TESTO DI PARTENZA
==================================================

Se, nella mia inarrestabile voracità di opere di genere, Ubik di P.K.Dick ha segnato il mio punto di riferimento assoluto per la fantascienza, la lettura de Il Ritorno del Cavaliere Oscuro di Frank Miller ha fissato per sempre quello dei fumetti, non meno importante per uno che, all’epoca, frequentava insaziabilmente le edizioni del Lucca Comics, quando ancora si svolgevano nel Palazzetto dello Sport. Furono anni magici di continuo aggiornamento sugli autori europei più impegnati, da Moebius a Enki Bilal, passando per Manara e il recupero (ugh, mi fa ancora male il pensiero) di Andrea Pazienza; fra di loro, tuttavia, in termini di risultati artistici, facevo convintamente rientrare statunitensi e inglesi come Miller, Alan Moore o, dalla parte del puro disegno, Bill Sienkiewicz, Brian Bolland e Dave McKean, artefici di una nuova e più matura stagione per i supereroi.

==================================================

DATI GREZZI
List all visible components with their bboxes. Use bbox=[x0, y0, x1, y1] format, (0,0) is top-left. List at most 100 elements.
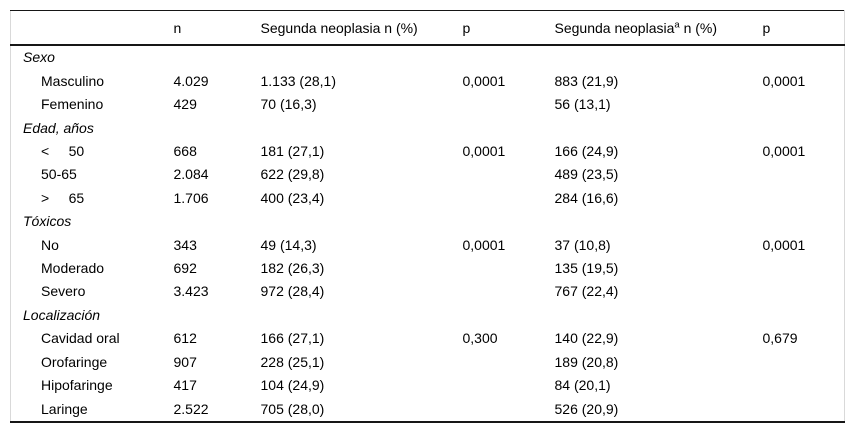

==================================================

ISTRUZIONI DEL COMPITO
Riporta tutti gli autori europei di fumetti che il testo di partenza nomina. I dati sono materiale a sé, distinto dal testo di partenza.

SOLUZIONE DEL COMPITO
Moebius, Enki Bilal, Manara, Andrea Pazienza